* Provided data *

————

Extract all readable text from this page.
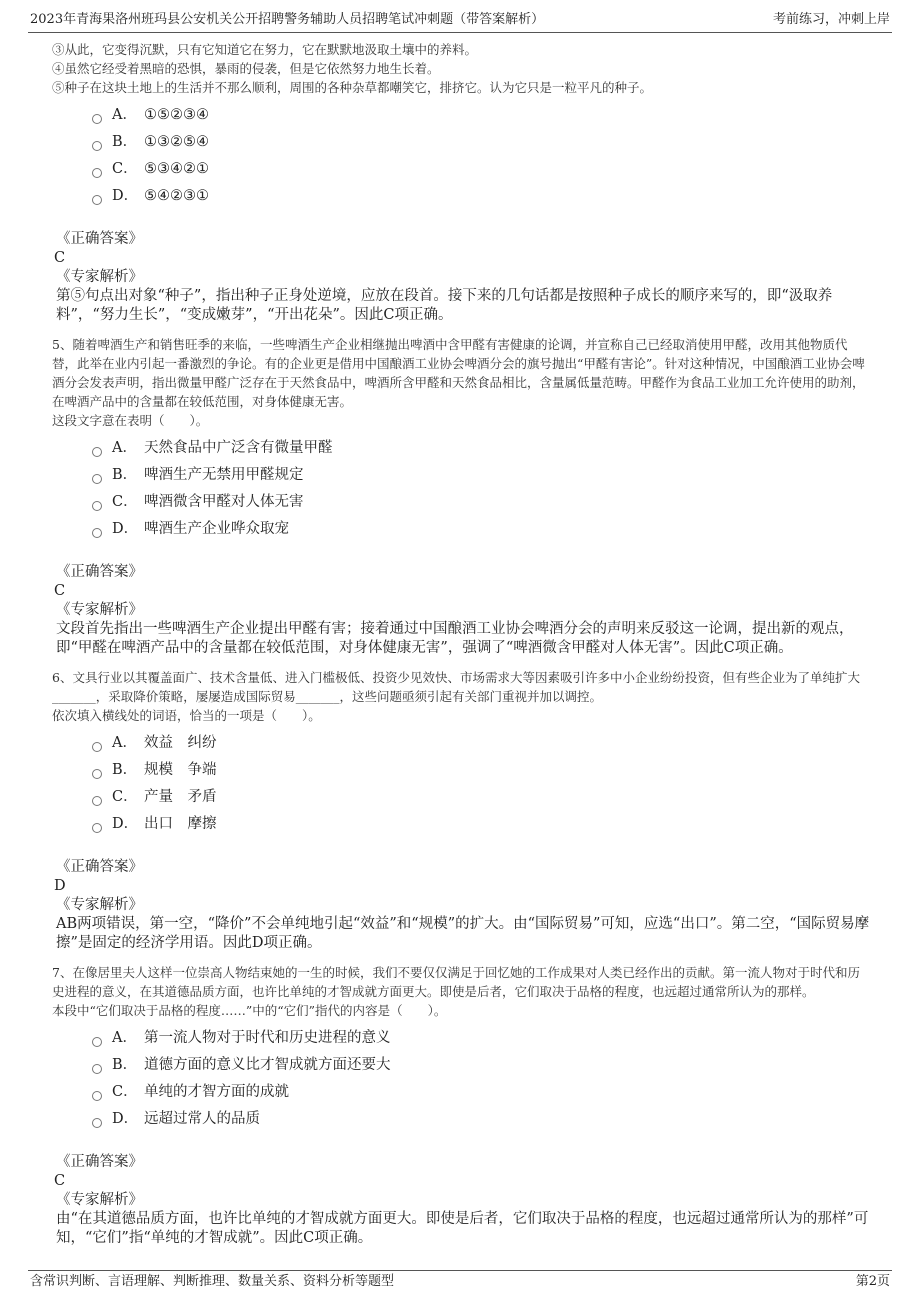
2023年青海果洛州班玛县公安机关公开招聘警务辅助人员招聘笔试冲刺题（带答案解析）	考前练习，冲刺上岸
③从此，它变得沉默，只有它知道它在努力，它在默默地汲取土壤中的养料。
④虽然它经受着黑暗的恐惧，暴雨的侵袭，但是它依然努力地生长着。
⑤种子在这块土地上的生活并不那么顺利，周围的各种杂草都嘲笑它，排挤它。认为它只是一粒平凡的种子。
A． ①⑤②③④
B． ①③②⑤④
C． ⑤③④②①
D． ⑤④②③①
《正确答案》
C
《专家解析》
第⑤句点出对象“种子”，指出种子正身处逆境，应放在段首。接下来的几句话都是按照种子成长的顺序来写的，即“汲取养料”，“努力生长”，“变成嫩芽”，“开出花朵”。因此C项正确。
5、随着啤酒生产和销售旺季的来临，一些啤酒生产企业相继抛出啤酒中含甲醛有害健康的论调，并宣称自己已经取消使用甲醛，改用其他物质代替，此举在业内引起一番激烈的争论。有的企业更是借用中国酿酒工业协会啤酒分会的旗号抛出“甲醛有害论”。针对这种情况，中国酿酒工业协会啤酒分会发表声明，指出微量甲醛广泛存在于天然食品中，啤酒所含甲醛和天然食品相比，含量属低量范畴。甲醛作为食品工业加工允许使用的助剂，在啤酒产品中的含量都在较低范围，对身体健康无害。
这段文字意在表明（　　）。
A． 天然食品中广泛含有微量甲醛
B． 啤酒生产无禁用甲醛规定
C． 啤酒微含甲醛对人体无害
D． 啤酒生产企业哗众取宠
《正确答案》
C
《专家解析》
文段首先指出一些啤酒生产企业提出甲醛有害；接着通过中国酿酒工业协会啤酒分会的声明来反驳这一论调，提出新的观点，即“甲醛在啤酒产品中的含量都在较低范围，对身体健康无害”，强调了“啤酒微含甲醛对人体无害”。因此C项正确。
6、文具行业以其覆盖面广、技术含量低、进入门槛极低、投资少见效快、市场需求大等因素吸引许多中小企业纷纷投资，但有些企业为了单纯扩大_______，采取降价策略，屡屡造成国际贸易_______，这些问题亟须引起有关部门重视并加以调控。
依次填入横线处的词语，恰当的一项是（　　）。
A． 效益　纠纷
B． 规模　争端
C． 产量　矛盾
D． 出口　摩擦
《正确答案》
D
《专家解析》
AB两项错误，第一空，“降价”不会单纯地引起“效益”和“规模”的扩大。由“国际贸易”可知，应选“出口”。第二空，“国际贸易摩擦”是固定的经济学用语。因此D项正确。
7、在像居里夫人这样一位崇高人物结束她的一生的时候，我们不要仅仅满足于回忆她的工作成果对人类已经作出的贡献。第一流人物对于时代和历史进程的意义，在其道德品质方面，也许比单纯的才智成就方面更大。即使是后者，它们取决于品格的程度，也远超过通常所认为的那样。
本段中“它们取决于品格的程度……”中的“它们”指代的内容是（　　）。
A． 第一流人物对于时代和历史进程的意义
B． 道德方面的意义比才智成就方面还要大
C． 单纯的才智方面的成就
D． 远超过常人的品质
《正确答案》
C
《专家解析》
由“在其道德品质方面，也许比单纯的才智成就方面更大。即使是后者，它们取决于品格的程度，也远超过通常所认为的那样”可知，“它们”指“单纯的才智成就”。因此C项正确。
含常识判断、言语理解、判断推理、数量关系、资料分析等题型	第2页
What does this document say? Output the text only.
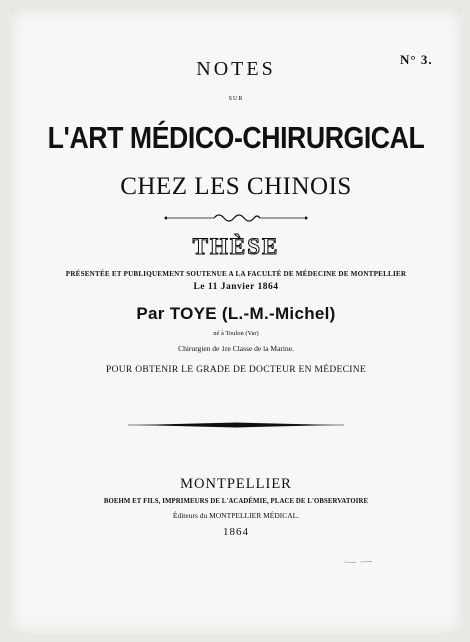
N° 3.
NOTES
SUR
L'ART MÉDICO-CHIRURGICAL
CHEZ LES CHINOIS
THÈSE
PRÉSENTÉE ET PUBLIQUEMENT SOUTENUE A LA FACULTÉ DE MÉDECINE DE MONTPELLIER
Le 11 Janvier 1864
Par TOYE (L.-M.-Michel)
né à Toulon (Var)
Chirurgien de 1re Classe de la Marine.
POUR OBTENIR LE GRADE DE DOCTEUR EN MÉDECINE
MONTPELLIER
BOEHM ET FILS, IMPRIMEURS DE L'ACADÉMIE, PLACE DE L'OBSERVATOIRE
Éditeurs du MONTPELLIER MÉDICAL.
1864
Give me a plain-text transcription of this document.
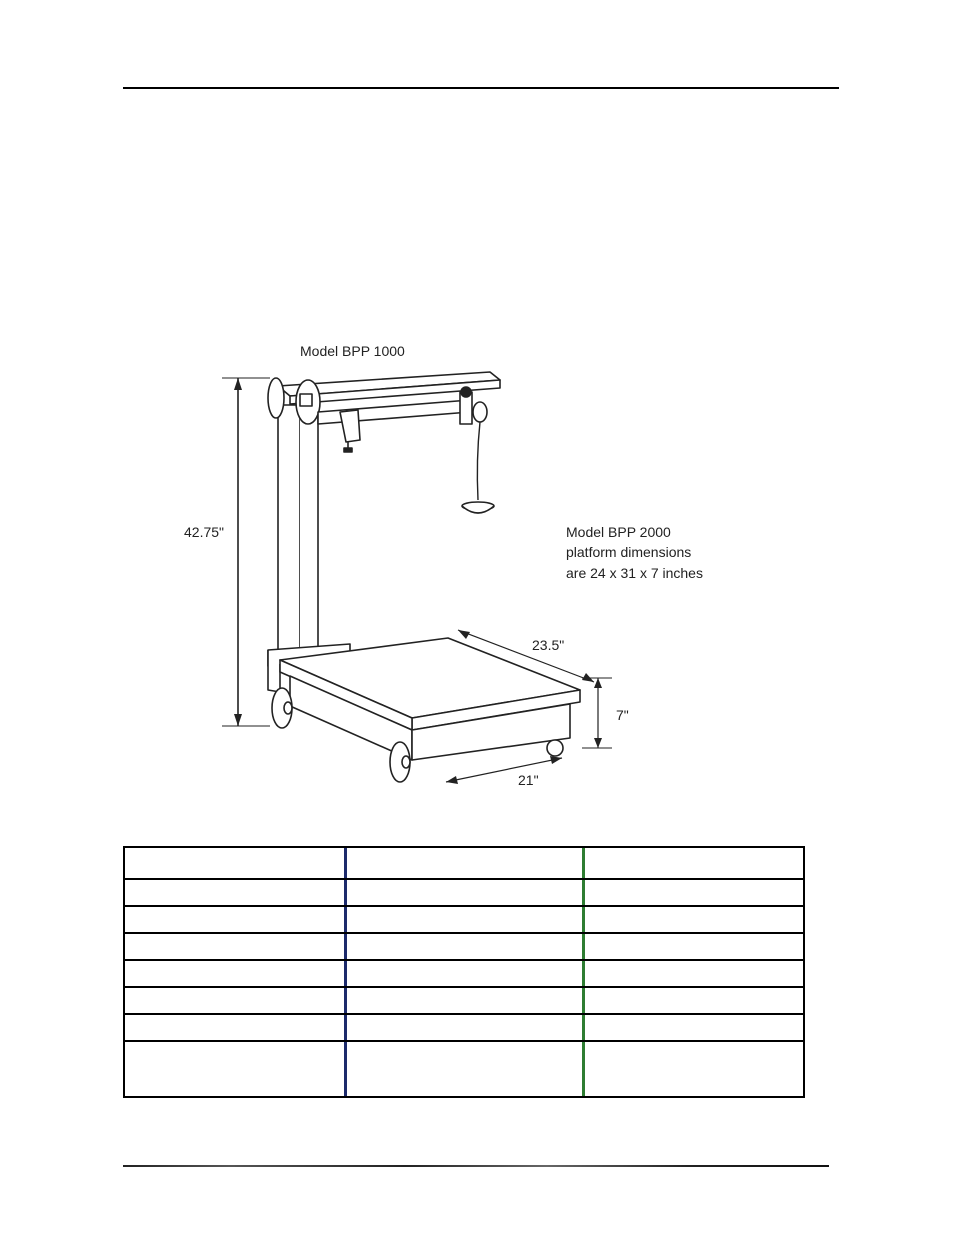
Model BPP 1000
Model BPP 2000
platform dimensions
are 24 x 31 x 7 inches
42.75"
23.5"
7"
21"
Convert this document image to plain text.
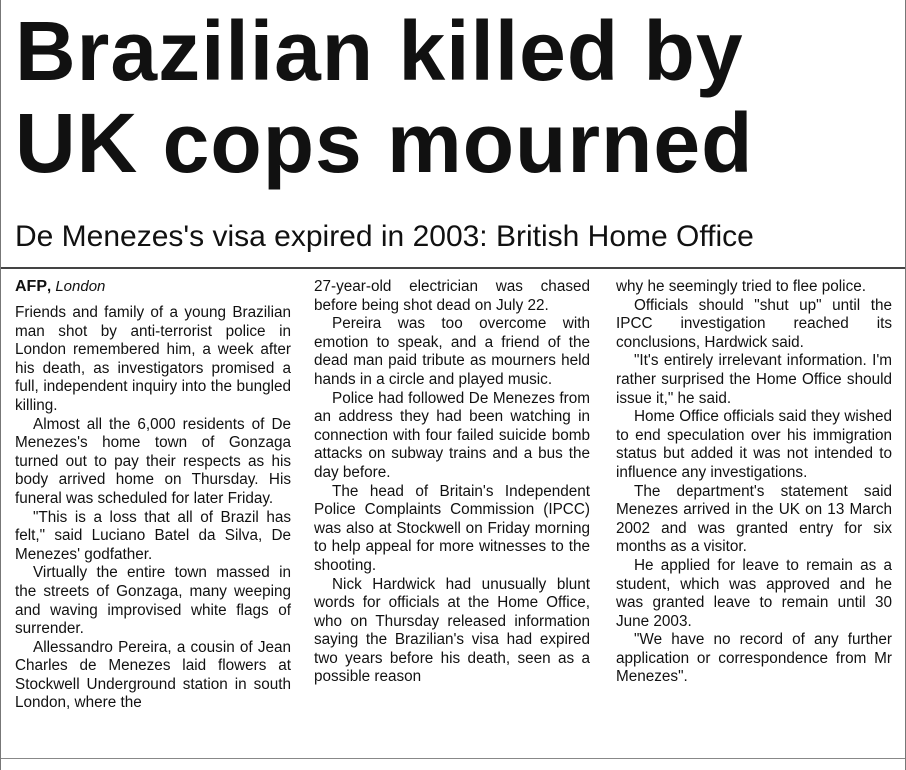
Brazilian killed by
UK cops mourned
De Menezes's visa expired in 2003: British Home Office
AFP, London

Friends and family of a young Brazilian man shot by anti-terrorist police in London remembered him, a week after his death, as investigators promised a full, independent inquiry into the bungled killing.

Almost all the 6,000 residents of De Menezes's home town of Gonzaga turned out to pay their respects as his body arrived home on Thursday. His funeral was scheduled for later Friday.

"This is a loss that all of Brazil has felt," said Luciano Batel da Silva, De Menezes' godfather.

Virtually the entire town massed in the streets of Gonzaga, many weeping and waving improvised white flags of surrender.

Allessandro Pereira, a cousin of Jean Charles de Menezes laid flowers at Stockwell Underground station in south London, where the

27-year-old electrician was chased before being shot dead on July 22.

Pereira was too overcome with emotion to speak, and a friend of the dead man paid tribute as mourners held hands in a circle and played music.

Police had followed De Menezes from an address they had been watching in connection with four failed suicide bomb attacks on subway trains and a bus the day before.

The head of Britain's Independent Police Complaints Commission (IPCC) was also at Stockwell on Friday morning to help appeal for more witnesses to the shooting.

Nick Hardwick had unusually blunt words for officials at the Home Office, who on Thursday released information saying the Brazilian's visa had expired two years before his death, seen as a possible reason

why he seemingly tried to flee police.

Officials should "shut up" until the IPCC investigation reached its conclusions, Hardwick said.

"It's entirely irrelevant information. I'm rather surprised the Home Office should issue it," he said.

Home Office officials said they wished to end speculation over his immigration status but added it was not intended to influence any investigations.

The department's statement said Menezes arrived in the UK on 13 March 2002 and was granted entry for six months as a visitor.

He applied for leave to remain as a student, which was approved and he was granted leave to remain until 30 June 2003.

"We have no record of any further application or correspondence from Mr Menezes".
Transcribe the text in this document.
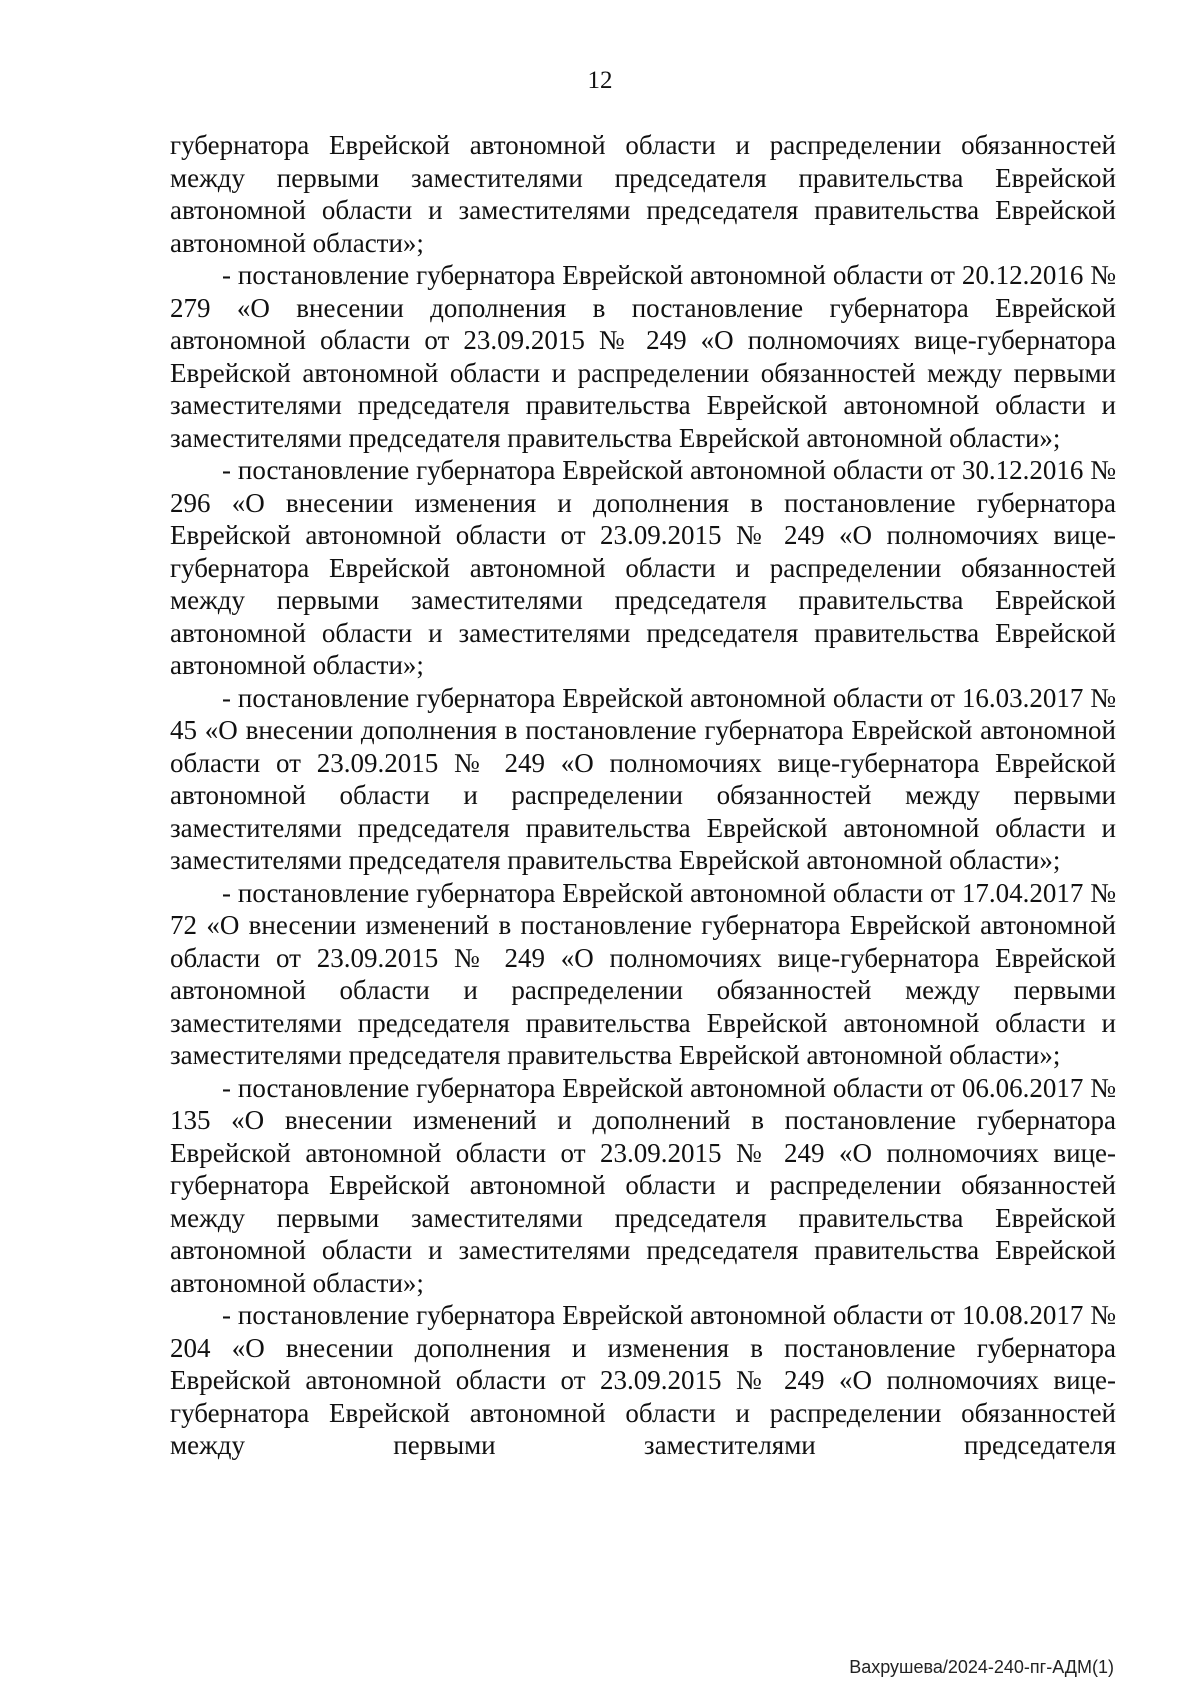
12

губернатора Еврейской автономной области и распределении обязанностей между первыми заместителями председателя правительства Еврейской автономной области и заместителями председателя правительства Еврейской автономной области»;

- постановление губернатора Еврейской автономной области от 20.12.2016 № 279 «О внесении дополнения в постановление губернатора Еврейской автономной области от 23.09.2015 № 249 «О полномочиях вице-губернатора Еврейской автономной области и распределении обязанностей между первыми заместителями председателя правительства Еврейской автономной области и заместителями председателя правительства Еврейской автономной области»;

- постановление губернатора Еврейской автономной области от 30.12.2016 № 296 «О внесении изменения и дополнения в постановление губернатора Еврейской автономной области от 23.09.2015 № 249 «О полномочиях вице-губернатора Еврейской автономной области и распределении обязанностей между первыми заместителями председателя правительства Еврейской автономной области и заместителями председателя правительства Еврейской автономной области»;

- постановление губернатора Еврейской автономной области от 16.03.2017 № 45 «О внесении дополнения в постановление губернатора Еврейской автономной области от 23.09.2015 № 249 «О полномочиях вице-губернатора Еврейской автономной области и распределении обязанностей между первыми заместителями председателя правительства Еврейской автономной области и заместителями председателя правительства Еврейской автономной области»;

- постановление губернатора Еврейской автономной области от 17.04.2017 № 72 «О внесении изменений в постановление губернатора Еврейской автономной области от 23.09.2015 № 249 «О полномочиях вице-губернатора Еврейской автономной области и распределении обязанностей между первыми заместителями председателя правительства Еврейской автономной области и заместителями председателя правительства Еврейской автономной области»;

- постановление губернатора Еврейской автономной области от 06.06.2017 № 135 «О внесении изменений и дополнений в постановление губернатора Еврейской автономной области от 23.09.2015 № 249 «О полномочиях вице-губернатора Еврейской автономной области и распределении обязанностей между первыми заместителями председателя правительства Еврейской автономной области и заместителями председателя правительства Еврейской автономной области»;

- постановление губернатора Еврейской автономной области от 10.08.2017 № 204 «О внесении дополнения и изменения в постановление губернатора Еврейской автономной области от 23.09.2015 № 249 «О полномочиях вице-губернатора Еврейской автономной области и распределении обязанностей между первыми заместителями председателя

Вахрушева/2024-240-пг-АДМ(1)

————

* Exercise prompt *
Go through the lines above. Select every one that has the string "until".

* Answer below *
Officials should "shut up" until the IPCC investigation reached its conclusions, Hardwick said.
He applied for leave to remain as a student, which was approved and he was granted leave to remain until 30 June 2003.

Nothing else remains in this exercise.